**Material for the task**
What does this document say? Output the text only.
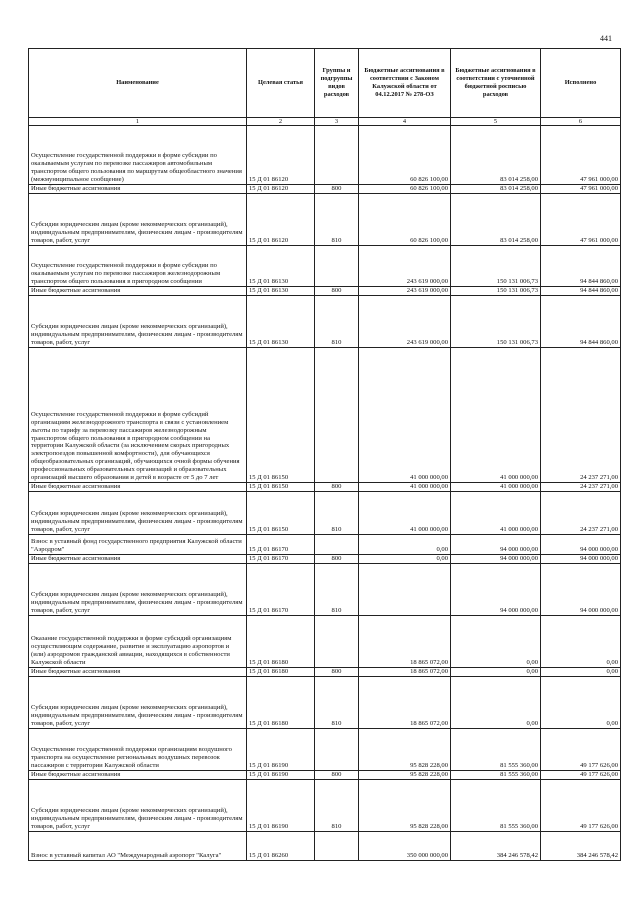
441
Наименование	Целевая статья	Группы и подгруппы видов расходов	Бюджетные ассигнования в соответствии с Законом Калужской области от 04.12.2017 № 278-ОЗ	Бюджетные ассигнования в соответствии с уточненной бюджетной росписью расходов	Исполнено
1	2	3	4	5	6
Осуществление государственной поддержки в форме субсидии по оказываемым услугам по перевозке пассажиров автомобильным транспортом общего пользования по маршрутам общеобластного значения (межмуниципальное сообщение)	15 Д 01 86120		60 826 100,00	83 014 258,00	47 961 000,00
Иные бюджетные ассигнования	15 Д 01 86120	800	60 826 100,00	83 014 258,00	47 961 000,00
Субсидии юридическим лицам (кроме некоммерческих организаций), индивидуальным предпринимателям, физическим лицам - производителям товаров, работ, услуг	15 Д 01 86120	810	60 826 100,00	83 014 258,00	47 961 000,00
Осуществление государственной поддержки в форме субсидии по оказываемым услугам по перевозке пассажиров железнодорожным транспортом общего пользования в пригородном сообщении	15 Д 01 86130		243 619 000,00	150 131 006,73	94 844 860,00
Иные бюджетные ассигнования	15 Д 01 86130	800	243 619 000,00	150 131 006,73	94 844 860,00
Субсидии юридическим лицам (кроме некоммерческих организаций), индивидуальным предпринимателям, физическим лицам - производителям товаров, работ, услуг	15 Д 01 86130	810	243 619 000,00	150 131 006,73	94 844 860,00
Осуществление государственной поддержки в форме субсидий организациям железнодорожного транспорта в связи с установлением льготы по тарифу за перевозку пассажиров железнодорожным транспортом общего пользования в пригородном сообщении на территории Калужской области (за исключением скорых пригородных электропоездов повышенной комфортности), для обучающихся общеобразовательных организаций, обучающихся очной формы обучения профессиональных образовательных организаций и образовательных организаций высшего образования и детей в возрасте от 5 до 7 лет	15 Д 01 86150		41 000 000,00	41 000 000,00	24 237 271,00
Иные бюджетные ассигнования	15 Д 01 86150	800	41 000 000,00	41 000 000,00	24 237 271,00
Субсидии юридическим лицам (кроме некоммерческих организаций), индивидуальным предпринимателям, физическим лицам - производителям товаров, работ, услуг	15 Д 01 86150	810	41 000 000,00	41 000 000,00	24 237 271,00
Взнос в уставный фонд государственного предприятия Калужской области "Аэродром"	15 Д 01 86170		0,00	94 000 000,00	94 000 000,00
Иные бюджетные ассигнования	15 Д 01 86170	800	0,00	94 000 000,00	94 000 000,00
Субсидии юридическим лицам (кроме некоммерческих организаций), индивидуальным предпринимателям, физическим лицам - производителям товаров, работ, услуг	15 Д 01 86170	810		94 000 000,00	94 000 000,00
Оказание государственной поддержки в форме субсидий организациям осуществляющим содержание, развитие и эксплуатацию аэропортов и (или) аэродромов гражданской авиации, находящихся в собственности Калужской области	15 Д 01 86180		18 865 072,00	0,00	0,00
Иные бюджетные ассигнования	15 Д 01 86180	800	18 865 072,00	0,00	0,00
Субсидии юридическим лицам (кроме некоммерческих организаций), индивидуальным предпринимателям, физическим лицам - производителям товаров, работ, услуг	15 Д 01 86180	810	18 865 072,00	0,00	0,00
Осуществление государственной поддержки организациям воздушного транспорта на осуществление региональных воздушных перевозок пассажиров с территории Калужской области	15 Д 01 86190		95 828 228,00	81 555 360,00	49 177 626,00
Иные бюджетные ассигнования	15 Д 01 86190	800	95 828 228,00	81 555 360,00	49 177 626,00
Субсидии юридическим лицам (кроме некоммерческих организаций), индивидуальным предпринимателям, физическим лицам - производителям товаров, работ, услуг	15 Д 01 86190	810	95 828 228,00	81 555 360,00	49 177 626,00
Взнос в уставный капитал АО "Международный аэропорт "Калуга"	15 Д 01 86260		350 000 000,00	384 246 578,42	384 246 578,42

**Stated goal**
Output all of the data exactly as it stands, minus any images.

**Answer below**
What does this document say? Output the text only.
441
Наименование	Целевая статья	Группы и подгруппы видов расходов	Бюджетные ассигнования в соответствии с Законом Калужской области от 04.12.2017 № 278-ОЗ	Бюджетные ассигнования в соответствии с уточненной бюджетной росписью расходов	Исполнено
1	2	3	4	5	6
Осуществление государственной поддержки в форме субсидии по оказываемым услугам по перевозке пассажиров автомобильным транспортом общего пользования по маршрутам общеобластного значения (межмуниципальное сообщение)	15 Д 01 86120		60 826 100,00	83 014 258,00	47 961 000,00
Иные бюджетные ассигнования	15 Д 01 86120	800	60 826 100,00	83 014 258,00	47 961 000,00
Субсидии юридическим лицам (кроме некоммерческих организаций), индивидуальным предпринимателям, физическим лицам - производителям товаров, работ, услуг	15 Д 01 86120	810	60 826 100,00	83 014 258,00	47 961 000,00
Осуществление государственной поддержки в форме субсидии по оказываемым услугам по перевозке пассажиров железнодорожным транспортом общего пользования в пригородном сообщении	15 Д 01 86130		243 619 000,00	150 131 006,73	94 844 860,00
Иные бюджетные ассигнования	15 Д 01 86130	800	243 619 000,00	150 131 006,73	94 844 860,00
Субсидии юридическим лицам (кроме некоммерческих организаций), индивидуальным предпринимателям, физическим лицам - производителям товаров, работ, услуг	15 Д 01 86130	810	243 619 000,00	150 131 006,73	94 844 860,00
Осуществление государственной поддержки в форме субсидий организациям железнодорожного транспорта в связи с установлением льготы по тарифу за перевозку пассажиров железнодорожным транспортом общего пользования в пригородном сообщении на территории Калужской области (за исключением скорых пригородных электропоездов повышенной комфортности), для обучающихся общеобразовательных организаций, обучающихся очной формы обучения профессиональных образовательных организаций и образовательных организаций высшего образования и детей в возрасте от 5 до 7 лет	15 Д 01 86150		41 000 000,00	41 000 000,00	24 237 271,00
Иные бюджетные ассигнования	15 Д 01 86150	800	41 000 000,00	41 000 000,00	24 237 271,00
Субсидии юридическим лицам (кроме некоммерческих организаций), индивидуальным предпринимателям, физическим лицам - производителям товаров, работ, услуг	15 Д 01 86150	810	41 000 000,00	41 000 000,00	24 237 271,00
Взнос в уставный фонд государственного предприятия Калужской области "Аэродром"	15 Д 01 86170		0,00	94 000 000,00	94 000 000,00
Иные бюджетные ассигнования	15 Д 01 86170	800	0,00	94 000 000,00	94 000 000,00
Субсидии юридическим лицам (кроме некоммерческих организаций), индивидуальным предпринимателям, физическим лицам - производителям товаров, работ, услуг	15 Д 01 86170	810		94 000 000,00	94 000 000,00
Оказание государственной поддержки в форме субсидий организациям осуществляющим содержание, развитие и эксплуатацию аэропортов и (или) аэродромов гражданской авиации, находящихся в собственности Калужской области	15 Д 01 86180		18 865 072,00	0,00	0,00
Иные бюджетные ассигнования	15 Д 01 86180	800	18 865 072,00	0,00	0,00
Субсидии юридическим лицам (кроме некоммерческих организаций), индивидуальным предпринимателям, физическим лицам - производителям товаров, работ, услуг	15 Д 01 86180	810	18 865 072,00	0,00	0,00
Осуществление государственной поддержки организациям воздушного транспорта на осуществление региональных воздушных перевозок пассажиров с территории Калужской области	15 Д 01 86190		95 828 228,00	81 555 360,00	49 177 626,00
Иные бюджетные ассигнования	15 Д 01 86190	800	95 828 228,00	81 555 360,00	49 177 626,00
Субсидии юридическим лицам (кроме некоммерческих организаций), индивидуальным предпринимателям, физическим лицам - производителям товаров, работ, услуг	15 Д 01 86190	810	95 828 228,00	81 555 360,00	49 177 626,00
Взнос в уставный капитал АО "Международный аэропорт "Калуга"	15 Д 01 86260		350 000 000,00	384 246 578,42	384 246 578,42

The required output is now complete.